-- start Provided data --
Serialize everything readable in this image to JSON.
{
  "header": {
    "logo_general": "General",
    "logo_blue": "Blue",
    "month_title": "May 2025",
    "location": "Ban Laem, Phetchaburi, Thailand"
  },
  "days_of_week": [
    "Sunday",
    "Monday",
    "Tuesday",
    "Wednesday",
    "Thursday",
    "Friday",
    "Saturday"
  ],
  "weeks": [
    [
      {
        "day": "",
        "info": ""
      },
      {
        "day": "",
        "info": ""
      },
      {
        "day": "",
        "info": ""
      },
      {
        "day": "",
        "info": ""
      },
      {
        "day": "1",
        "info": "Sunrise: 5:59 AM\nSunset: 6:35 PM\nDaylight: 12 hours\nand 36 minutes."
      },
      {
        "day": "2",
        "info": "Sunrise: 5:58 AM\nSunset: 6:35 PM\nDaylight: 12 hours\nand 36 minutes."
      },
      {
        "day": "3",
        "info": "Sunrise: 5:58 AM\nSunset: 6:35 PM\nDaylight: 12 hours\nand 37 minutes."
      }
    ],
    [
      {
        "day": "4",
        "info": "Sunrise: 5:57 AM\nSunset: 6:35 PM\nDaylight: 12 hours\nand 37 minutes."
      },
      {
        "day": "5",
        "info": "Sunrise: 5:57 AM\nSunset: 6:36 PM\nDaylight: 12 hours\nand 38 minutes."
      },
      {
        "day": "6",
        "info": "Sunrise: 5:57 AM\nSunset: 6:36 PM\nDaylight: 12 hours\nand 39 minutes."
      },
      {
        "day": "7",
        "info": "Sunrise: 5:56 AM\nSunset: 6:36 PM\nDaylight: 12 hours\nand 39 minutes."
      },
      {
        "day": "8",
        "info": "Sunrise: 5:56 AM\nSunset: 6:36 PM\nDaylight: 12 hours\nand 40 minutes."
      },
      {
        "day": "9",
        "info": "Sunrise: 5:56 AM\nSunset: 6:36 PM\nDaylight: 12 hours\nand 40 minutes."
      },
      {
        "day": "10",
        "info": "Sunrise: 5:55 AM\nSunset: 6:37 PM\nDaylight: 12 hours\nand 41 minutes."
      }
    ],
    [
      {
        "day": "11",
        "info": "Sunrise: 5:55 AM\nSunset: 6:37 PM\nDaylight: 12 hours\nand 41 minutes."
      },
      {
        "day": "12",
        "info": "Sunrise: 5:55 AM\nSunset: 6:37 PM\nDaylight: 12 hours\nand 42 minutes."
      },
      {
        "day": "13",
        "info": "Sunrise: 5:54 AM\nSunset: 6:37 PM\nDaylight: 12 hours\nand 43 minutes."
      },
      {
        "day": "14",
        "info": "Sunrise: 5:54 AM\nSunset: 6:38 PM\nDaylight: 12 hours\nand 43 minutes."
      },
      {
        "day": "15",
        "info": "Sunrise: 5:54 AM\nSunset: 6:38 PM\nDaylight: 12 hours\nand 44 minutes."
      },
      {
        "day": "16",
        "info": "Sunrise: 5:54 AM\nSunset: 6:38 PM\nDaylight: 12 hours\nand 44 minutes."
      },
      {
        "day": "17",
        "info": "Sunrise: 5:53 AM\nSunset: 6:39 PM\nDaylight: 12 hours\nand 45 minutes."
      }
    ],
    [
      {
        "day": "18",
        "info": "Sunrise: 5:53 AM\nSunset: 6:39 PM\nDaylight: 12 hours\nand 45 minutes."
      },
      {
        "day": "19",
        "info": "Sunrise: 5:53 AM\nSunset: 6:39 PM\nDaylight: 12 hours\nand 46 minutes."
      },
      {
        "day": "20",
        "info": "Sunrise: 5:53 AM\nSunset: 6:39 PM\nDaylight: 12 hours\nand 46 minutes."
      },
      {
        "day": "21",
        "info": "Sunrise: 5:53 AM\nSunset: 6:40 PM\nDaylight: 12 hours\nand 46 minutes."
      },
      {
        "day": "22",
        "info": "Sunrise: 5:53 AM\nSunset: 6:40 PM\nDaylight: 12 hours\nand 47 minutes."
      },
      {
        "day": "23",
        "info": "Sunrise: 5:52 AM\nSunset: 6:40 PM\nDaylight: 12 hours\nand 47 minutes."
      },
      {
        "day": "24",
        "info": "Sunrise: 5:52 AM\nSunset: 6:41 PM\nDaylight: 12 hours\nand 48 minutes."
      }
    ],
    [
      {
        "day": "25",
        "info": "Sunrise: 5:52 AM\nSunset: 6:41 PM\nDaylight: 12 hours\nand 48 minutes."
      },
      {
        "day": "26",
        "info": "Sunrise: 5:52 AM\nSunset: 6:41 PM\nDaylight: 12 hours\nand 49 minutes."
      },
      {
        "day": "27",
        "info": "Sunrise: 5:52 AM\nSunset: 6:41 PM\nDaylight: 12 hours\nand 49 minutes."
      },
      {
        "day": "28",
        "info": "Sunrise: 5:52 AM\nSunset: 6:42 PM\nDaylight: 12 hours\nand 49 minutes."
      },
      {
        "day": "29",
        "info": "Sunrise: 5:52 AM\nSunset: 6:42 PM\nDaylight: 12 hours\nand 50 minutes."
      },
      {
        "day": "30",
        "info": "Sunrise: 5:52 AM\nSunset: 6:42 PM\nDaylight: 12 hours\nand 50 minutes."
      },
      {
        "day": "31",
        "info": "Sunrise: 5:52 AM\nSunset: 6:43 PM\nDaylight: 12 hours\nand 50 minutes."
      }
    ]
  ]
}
-- end Provided data --
* To do *
Retype the listing. Match it exactly.

* Reply *
Serialize everything readable in this image to JSON.
{
  "header": {
    "logo_general": "General",
    "logo_blue": "Blue",
    "month_title": "May 2025",
    "location": "Ban Laem, Phetchaburi, Thailand"
  },
  "days_of_week": [
    "Sunday",
    "Monday",
    "Tuesday",
    "Wednesday",
    "Thursday",
    "Friday",
    "Saturday"
  ],
  "weeks": [
    [
      {
        "day": "",
        "info": ""
      },
      {
        "day": "",
        "info": ""
      },
      {
        "day": "",
        "info": ""
      },
      {
        "day": "",
        "info": ""
      },
      {
        "day": "1",
        "info": "Sunrise: 5:59 AM\nSunset: 6:35 PM\nDaylight: 12 hours\nand 36 minutes."
      },
      {
        "day": "2",
        "info": "Sunrise: 5:58 AM\nSunset: 6:35 PM\nDaylight: 12 hours\nand 36 minutes."
      },
      {
        "day": "3",
        "info": "Sunrise: 5:58 AM\nSunset: 6:35 PM\nDaylight: 12 hours\nand 37 minutes."
      }
    ],
    [
      {
        "day": "4",
        "info": "Sunrise: 5:57 AM\nSunset: 6:35 PM\nDaylight: 12 hours\nand 37 minutes."
      },
      {
        "day": "5",
        "info": "Sunrise: 5:57 AM\nSunset: 6:36 PM\nDaylight: 12 hours\nand 38 minutes."
      },
      {
        "day": "6",
        "info": "Sunrise: 5:57 AM\nSunset: 6:36 PM\nDaylight: 12 hours\nand 39 minutes."
      },
      {
        "day": "7",
        "info": "Sunrise: 5:56 AM\nSunset: 6:36 PM\nDaylight: 12 hours\nand 39 minutes."
      },
      {
        "day": "8",
        "info": "Sunrise: 5:56 AM\nSunset: 6:36 PM\nDaylight: 12 hours\nand 40 minutes."
      },
      {
        "day": "9",
        "info": "Sunrise: 5:56 AM\nSunset: 6:36 PM\nDaylight: 12 hours\nand 40 minutes."
      },
      {
        "day": "10",
        "info": "Sunrise: 5:55 AM\nSunset: 6:37 PM\nDaylight: 12 hours\nand 41 minutes."
      }
    ],
    [
      {
        "day": "11",
        "info": "Sunrise: 5:55 AM\nSunset: 6:37 PM\nDaylight: 12 hours\nand 41 minutes."
      },
      {
        "day": "12",
        "info": "Sunrise: 5:55 AM\nSunset: 6:37 PM\nDaylight: 12 hours\nand 42 minutes."
      },
      {
        "day": "13",
        "info": "Sunrise: 5:54 AM\nSunset: 6:37 PM\nDaylight: 12 hours\nand 43 minutes."
      },
      {
        "day": "14",
        "info": "Sunrise: 5:54 AM\nSunset: 6:38 PM\nDaylight: 12 hours\nand 43 minutes."
      },
      {
        "day": "15",
        "info": "Sunrise: 5:54 AM\nSunset: 6:38 PM\nDaylight: 12 hours\nand 44 minutes."
      },
      {
        "day": "16",
        "info": "Sunrise: 5:54 AM\nSunset: 6:38 PM\nDaylight: 12 hours\nand 44 minutes."
      },
      {
        "day": "17",
        "info": "Sunrise: 5:53 AM\nSunset: 6:39 PM\nDaylight: 12 hours\nand 45 minutes."
      }
    ],
    [
      {
        "day": "18",
        "info": "Sunrise: 5:53 AM\nSunset: 6:39 PM\nDaylight: 12 hours\nand 45 minutes."
      },
      {
        "day": "19",
        "info": "Sunrise: 5:53 AM\nSunset: 6:39 PM\nDaylight: 12 hours\nand 46 minutes."
      },
      {
        "day": "20",
        "info": "Sunrise: 5:53 AM\nSunset: 6:39 PM\nDaylight: 12 hours\nand 46 minutes."
      },
      {
        "day": "21",
        "info": "Sunrise: 5:53 AM\nSunset: 6:40 PM\nDaylight: 12 hours\nand 46 minutes."
      },
      {
        "day": "22",
        "info": "Sunrise: 5:53 AM\nSunset: 6:40 PM\nDaylight: 12 hours\nand 47 minutes."
      },
      {
        "day": "23",
        "info": "Sunrise: 5:52 AM\nSunset: 6:40 PM\nDaylight: 12 hours\nand 47 minutes."
      },
      {
        "day": "24",
        "info": "Sunrise: 5:52 AM\nSunset: 6:41 PM\nDaylight: 12 hours\nand 48 minutes."
      }
    ],
    [
      {
        "day": "25",
        "info": "Sunrise: 5:52 AM\nSunset: 6:41 PM\nDaylight: 12 hours\nand 48 minutes."
      },
      {
        "day": "26",
        "info": "Sunrise: 5:52 AM\nSunset: 6:41 PM\nDaylight: 12 hours\nand 49 minutes."
      },
      {
        "day": "27",
        "info": "Sunrise: 5:52 AM\nSunset: 6:41 PM\nDaylight: 12 hours\nand 49 minutes."
      },
      {
        "day": "28",
        "info": "Sunrise: 5:52 AM\nSunset: 6:42 PM\nDaylight: 12 hours\nand 49 minutes."
      },
      {
        "day": "29",
        "info": "Sunrise: 5:52 AM\nSunset: 6:42 PM\nDaylight: 12 hours\nand 50 minutes."
      },
      {
        "day": "30",
        "info": "Sunrise: 5:52 AM\nSunset: 6:42 PM\nDaylight: 12 hours\nand 50 minutes."
      },
      {
        "day": "31",
        "info": "Sunrise: 5:52 AM\nSunset: 6:43 PM\nDaylight: 12 hours\nand 50 minutes."
      }
    ]
  ]
}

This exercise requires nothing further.